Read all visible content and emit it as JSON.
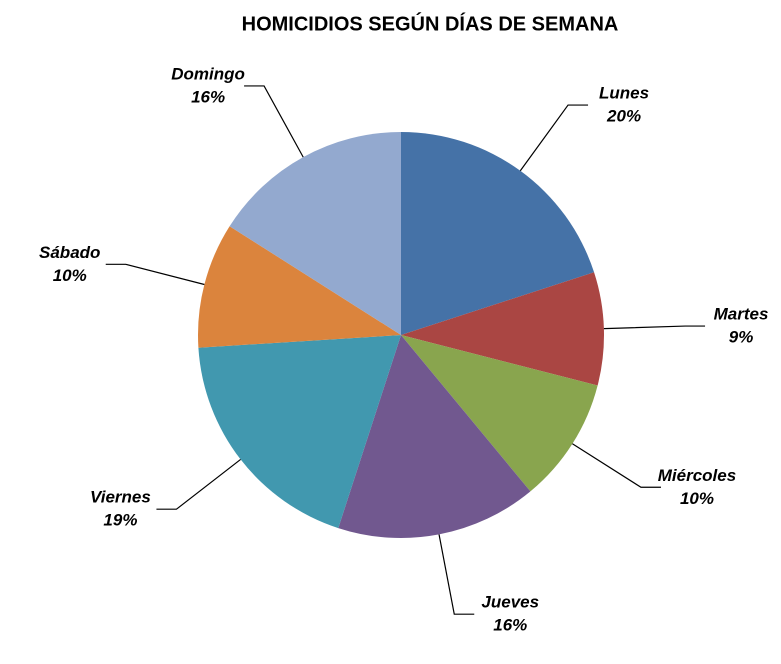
{
  "chart_data": {
    "type": "pie",
    "title": "HOMICIDIOS SEGÚN DÍAS DE SEMANA",
    "categories": [
      "Lunes",
      "Martes",
      "Miércoles",
      "Jueves",
      "Viernes",
      "Sábado",
      "Domingo"
    ],
    "values": [
      20,
      9,
      10,
      16,
      19,
      10,
      16
    ],
    "value_labels": [
      "20%",
      "9%",
      "10%",
      "16%",
      "19%",
      "10%",
      "16%"
    ],
    "colors": [
      "#4572a7",
      "#aa4643",
      "#89a54e",
      "#71588f",
      "#4198af",
      "#db843d",
      "#93a9cf"
    ]
  }
}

- Problem to solve
Your copy should repeat each entry above exactly but contain no pictures.

- Correct response
Read all visible content and emit it as JSON.
{
  "chart_data": {
    "type": "pie",
    "title": "HOMICIDIOS SEGÚN DÍAS DE SEMANA",
    "categories": [
      "Lunes",
      "Martes",
      "Miércoles",
      "Jueves",
      "Viernes",
      "Sábado",
      "Domingo"
    ],
    "values": [
      20,
      9,
      10,
      16,
      19,
      10,
      16
    ],
    "value_labels": [
      "20%",
      "9%",
      "10%",
      "16%",
      "19%",
      "10%",
      "16%"
    ],
    "colors": [
      "#4572a7",
      "#aa4643",
      "#89a54e",
      "#71588f",
      "#4198af",
      "#db843d",
      "#93a9cf"
    ]
  }
}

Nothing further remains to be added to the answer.